Write out the whole listing, matching it exactly.
::::
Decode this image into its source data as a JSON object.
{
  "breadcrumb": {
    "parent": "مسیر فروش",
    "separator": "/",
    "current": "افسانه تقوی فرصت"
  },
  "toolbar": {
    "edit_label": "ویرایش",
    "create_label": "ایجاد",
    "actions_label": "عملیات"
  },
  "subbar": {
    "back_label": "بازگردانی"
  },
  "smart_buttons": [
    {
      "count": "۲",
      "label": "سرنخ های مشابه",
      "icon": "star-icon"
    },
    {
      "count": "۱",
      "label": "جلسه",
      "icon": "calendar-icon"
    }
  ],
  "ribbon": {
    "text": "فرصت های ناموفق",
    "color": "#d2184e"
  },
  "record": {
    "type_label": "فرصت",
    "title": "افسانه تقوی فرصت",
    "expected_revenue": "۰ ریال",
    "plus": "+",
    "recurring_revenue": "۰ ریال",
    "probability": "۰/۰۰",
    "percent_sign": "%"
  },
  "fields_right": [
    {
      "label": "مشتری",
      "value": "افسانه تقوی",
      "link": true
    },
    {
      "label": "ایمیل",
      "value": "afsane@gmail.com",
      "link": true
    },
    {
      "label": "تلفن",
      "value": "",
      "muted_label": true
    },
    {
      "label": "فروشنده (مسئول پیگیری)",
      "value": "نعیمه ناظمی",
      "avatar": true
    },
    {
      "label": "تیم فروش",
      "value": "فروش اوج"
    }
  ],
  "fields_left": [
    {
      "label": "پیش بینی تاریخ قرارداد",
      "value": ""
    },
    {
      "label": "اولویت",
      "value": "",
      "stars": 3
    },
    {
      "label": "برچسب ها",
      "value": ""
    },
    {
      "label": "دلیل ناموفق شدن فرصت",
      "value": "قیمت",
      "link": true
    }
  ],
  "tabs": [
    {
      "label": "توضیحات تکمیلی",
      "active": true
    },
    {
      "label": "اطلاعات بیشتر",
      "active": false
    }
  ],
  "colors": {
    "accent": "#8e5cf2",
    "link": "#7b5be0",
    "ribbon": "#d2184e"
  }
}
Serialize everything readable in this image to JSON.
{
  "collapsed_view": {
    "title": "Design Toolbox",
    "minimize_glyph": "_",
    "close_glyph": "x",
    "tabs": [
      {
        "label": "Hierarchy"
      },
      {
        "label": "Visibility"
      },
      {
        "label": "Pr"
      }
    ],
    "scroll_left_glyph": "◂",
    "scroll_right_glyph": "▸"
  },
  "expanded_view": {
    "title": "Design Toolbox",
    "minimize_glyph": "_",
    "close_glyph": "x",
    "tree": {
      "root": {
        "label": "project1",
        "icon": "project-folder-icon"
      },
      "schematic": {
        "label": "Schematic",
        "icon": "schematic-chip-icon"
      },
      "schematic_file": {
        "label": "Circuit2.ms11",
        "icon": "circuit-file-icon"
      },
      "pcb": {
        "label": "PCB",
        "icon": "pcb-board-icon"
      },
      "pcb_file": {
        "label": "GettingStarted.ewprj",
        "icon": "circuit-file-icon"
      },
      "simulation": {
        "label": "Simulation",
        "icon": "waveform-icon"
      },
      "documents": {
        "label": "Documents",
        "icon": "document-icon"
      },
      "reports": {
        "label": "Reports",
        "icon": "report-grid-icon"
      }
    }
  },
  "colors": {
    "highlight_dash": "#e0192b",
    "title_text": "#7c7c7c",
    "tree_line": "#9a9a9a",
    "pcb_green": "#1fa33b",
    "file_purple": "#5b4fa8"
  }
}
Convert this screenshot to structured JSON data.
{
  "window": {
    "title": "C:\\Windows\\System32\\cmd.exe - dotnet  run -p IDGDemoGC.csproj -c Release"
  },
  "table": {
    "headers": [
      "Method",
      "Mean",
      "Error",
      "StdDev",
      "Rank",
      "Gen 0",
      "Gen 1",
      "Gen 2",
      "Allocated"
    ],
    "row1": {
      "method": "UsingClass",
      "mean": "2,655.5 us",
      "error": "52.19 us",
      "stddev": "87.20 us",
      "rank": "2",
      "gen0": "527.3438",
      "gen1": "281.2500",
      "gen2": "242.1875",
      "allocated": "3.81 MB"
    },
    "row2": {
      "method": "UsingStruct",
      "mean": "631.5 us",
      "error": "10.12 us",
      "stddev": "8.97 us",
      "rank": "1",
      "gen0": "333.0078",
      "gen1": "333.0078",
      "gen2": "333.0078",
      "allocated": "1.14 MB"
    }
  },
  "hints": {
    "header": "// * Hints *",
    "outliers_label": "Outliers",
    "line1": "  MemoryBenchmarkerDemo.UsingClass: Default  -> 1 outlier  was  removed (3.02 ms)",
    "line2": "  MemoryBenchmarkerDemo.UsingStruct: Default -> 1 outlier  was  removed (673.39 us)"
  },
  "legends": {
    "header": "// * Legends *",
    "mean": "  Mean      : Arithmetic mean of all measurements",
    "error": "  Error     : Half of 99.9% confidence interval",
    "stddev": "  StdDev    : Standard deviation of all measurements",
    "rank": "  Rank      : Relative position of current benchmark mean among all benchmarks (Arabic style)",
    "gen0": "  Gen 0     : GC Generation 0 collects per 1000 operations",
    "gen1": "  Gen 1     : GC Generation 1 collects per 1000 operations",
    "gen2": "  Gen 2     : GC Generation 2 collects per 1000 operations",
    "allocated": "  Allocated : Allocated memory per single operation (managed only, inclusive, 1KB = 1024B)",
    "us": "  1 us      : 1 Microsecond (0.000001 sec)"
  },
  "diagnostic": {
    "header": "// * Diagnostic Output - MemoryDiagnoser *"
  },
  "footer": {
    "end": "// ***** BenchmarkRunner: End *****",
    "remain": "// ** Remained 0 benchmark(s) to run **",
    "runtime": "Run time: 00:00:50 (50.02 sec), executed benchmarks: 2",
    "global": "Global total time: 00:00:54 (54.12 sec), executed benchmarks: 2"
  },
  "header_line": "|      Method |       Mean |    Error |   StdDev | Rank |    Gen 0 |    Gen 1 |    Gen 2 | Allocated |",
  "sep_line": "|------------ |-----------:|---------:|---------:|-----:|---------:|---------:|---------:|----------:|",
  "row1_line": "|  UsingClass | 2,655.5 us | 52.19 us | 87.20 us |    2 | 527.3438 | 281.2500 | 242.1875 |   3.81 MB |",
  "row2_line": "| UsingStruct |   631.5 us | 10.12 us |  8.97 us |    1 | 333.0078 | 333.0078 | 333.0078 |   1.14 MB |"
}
::::
Output for this exercise.
Decode this image into its source data as a JSON object.
{
  "breadcrumb": {
    "parent": "مسیر فروش",
    "separator": "/",
    "current": "افسانه تقوی فرصت"
  },
  "toolbar": {
    "edit_label": "ویرایش",
    "create_label": "ایجاد",
    "actions_label": "عملیات"
  },
  "subbar": {
    "back_label": "بازگردانی"
  },
  "smart_buttons": [
    {
      "count": "۲",
      "label": "سرنخ های مشابه",
      "icon": "star-icon"
    },
    {
      "count": "۱",
      "label": "جلسه",
      "icon": "calendar-icon"
    }
  ],
  "ribbon": {
    "text": "فرصت های ناموفق",
    "color": "#d2184e"
  },
  "record": {
    "type_label": "فرصت",
    "title": "افسانه تقوی فرصت",
    "expected_revenue": "۰ ریال",
    "plus": "+",
    "recurring_revenue": "۰ ریال",
    "probability": "۰/۰۰",
    "percent_sign": "%"
  },
  "fields_right": [
    {
      "label": "مشتری",
      "value": "افسانه تقوی",
      "link": true
    },
    {
      "label": "ایمیل",
      "value": "afsane@gmail.com",
      "link": true
    },
    {
      "label": "تلفن",
      "value": "",
      "muted_label": true
    },
    {
      "label": "فروشنده (مسئول پیگیری)",
      "value": "نعیمه ناظمی",
      "avatar": true
    },
    {
      "label": "تیم فروش",
      "value": "فروش اوج"
    }
  ],
  "fields_left": [
    {
      "label": "پیش بینی تاریخ قرارداد",
      "value": ""
    },
    {
      "label": "اولویت",
      "value": "",
      "stars": 3
    },
    {
      "label": "برچسب ها",
      "value": ""
    },
    {
      "label": "دلیل ناموفق شدن فرصت",
      "value": "قیمت",
      "link": true
    }
  ],
  "tabs": [
    {
      "label": "توضیحات تکمیلی",
      "active": true
    },
    {
      "label": "اطلاعات بیشتر",
      "active": false
    }
  ],
  "colors": {
    "accent": "#8e5cf2",
    "link": "#7b5be0",
    "ribbon": "#d2184e"
  }
}
Serialize everything readable in this image to JSON.
{
  "collapsed_view": {
    "title": "Design Toolbox",
    "minimize_glyph": "_",
    "close_glyph": "x",
    "tabs": [
      {
        "label": "Hierarchy"
      },
      {
        "label": "Visibility"
      },
      {
        "label": "Pr"
      }
    ],
    "scroll_left_glyph": "◂",
    "scroll_right_glyph": "▸"
  },
  "expanded_view": {
    "title": "Design Toolbox",
    "minimize_glyph": "_",
    "close_glyph": "x",
    "tree": {
      "root": {
        "label": "project1",
        "icon": "project-folder-icon"
      },
      "schematic": {
        "label": "Schematic",
        "icon": "schematic-chip-icon"
      },
      "schematic_file": {
        "label": "Circuit2.ms11",
        "icon": "circuit-file-icon"
      },
      "pcb": {
        "label": "PCB",
        "icon": "pcb-board-icon"
      },
      "pcb_file": {
        "label": "GettingStarted.ewprj",
        "icon": "circuit-file-icon"
      },
      "simulation": {
        "label": "Simulation",
        "icon": "waveform-icon"
      },
      "documents": {
        "label": "Documents",
        "icon": "document-icon"
      },
      "reports": {
        "label": "Reports",
        "icon": "report-grid-icon"
      }
    }
  },
  "colors": {
    "highlight_dash": "#e0192b",
    "title_text": "#7c7c7c",
    "tree_line": "#9a9a9a",
    "pcb_green": "#1fa33b",
    "file_purple": "#5b4fa8"
  }
}
Convert this screenshot to structured JSON data.
{
  "window": {
    "title": "C:\\Windows\\System32\\cmd.exe - dotnet  run -p IDGDemoGC.csproj -c Release"
  },
  "table": {
    "headers": [
      "Method",
      "Mean",
      "Error",
      "StdDev",
      "Rank",
      "Gen 0",
      "Gen 1",
      "Gen 2",
      "Allocated"
    ],
    "row1": {
      "method": "UsingClass",
      "mean": "2,655.5 us",
      "error": "52.19 us",
      "stddev": "87.20 us",
      "rank": "2",
      "gen0": "527.3438",
      "gen1": "281.2500",
      "gen2": "242.1875",
      "allocated": "3.81 MB"
    },
    "row2": {
      "method": "UsingStruct",
      "mean": "631.5 us",
      "error": "10.12 us",
      "stddev": "8.97 us",
      "rank": "1",
      "gen0": "333.0078",
      "gen1": "333.0078",
      "gen2": "333.0078",
      "allocated": "1.14 MB"
    }
  },
  "hints": {
    "header": "// * Hints *",
    "outliers_label": "Outliers",
    "line1": "  MemoryBenchmarkerDemo.UsingClass: Default  -> 1 outlier  was  removed (3.02 ms)",
    "line2": "  MemoryBenchmarkerDemo.UsingStruct: Default -> 1 outlier  was  removed (673.39 us)"
  },
  "legends": {
    "header": "// * Legends *",
    "mean": "  Mean      : Arithmetic mean of all measurements",
    "error": "  Error     : Half of 99.9% confidence interval",
    "stddev": "  StdDev    : Standard deviation of all measurements",
    "rank": "  Rank      : Relative position of current benchmark mean among all benchmarks (Arabic style)",
    "gen0": "  Gen 0     : GC Generation 0 collects per 1000 operations",
    "gen1": "  Gen 1     : GC Generation 1 collects per 1000 operations",
    "gen2": "  Gen 2     : GC Generation 2 collects per 1000 operations",
    "allocated": "  Allocated : Allocated memory per single operation (managed only, inclusive, 1KB = 1024B)",
    "us": "  1 us      : 1 Microsecond (0.000001 sec)"
  },
  "diagnostic": {
    "header": "// * Diagnostic Output - MemoryDiagnoser *"
  },
  "footer": {
    "end": "// ***** BenchmarkRunner: End *****",
    "remain": "// ** Remained 0 benchmark(s) to run **",
    "runtime": "Run time: 00:00:50 (50.02 sec), executed benchmarks: 2",
    "global": "Global total time: 00:00:54 (54.12 sec), executed benchmarks: 2"
  },
  "header_line": "|      Method |       Mean |    Error |   StdDev | Rank |    Gen 0 |    Gen 1 |    Gen 2 | Allocated |",
  "sep_line": "|------------ |-----------:|---------:|---------:|-----:|---------:|---------:|---------:|----------:|",
  "row1_line": "|  UsingClass | 2,655.5 us | 52.19 us | 87.20 us |    2 | 527.3438 | 281.2500 | 242.1875 |   3.81 MB |",
  "row2_line": "| UsingStruct |   631.5 us | 10.12 us |  8.97 us |    1 | 333.0078 | 333.0078 | 333.0078 |   1.14 MB |"
}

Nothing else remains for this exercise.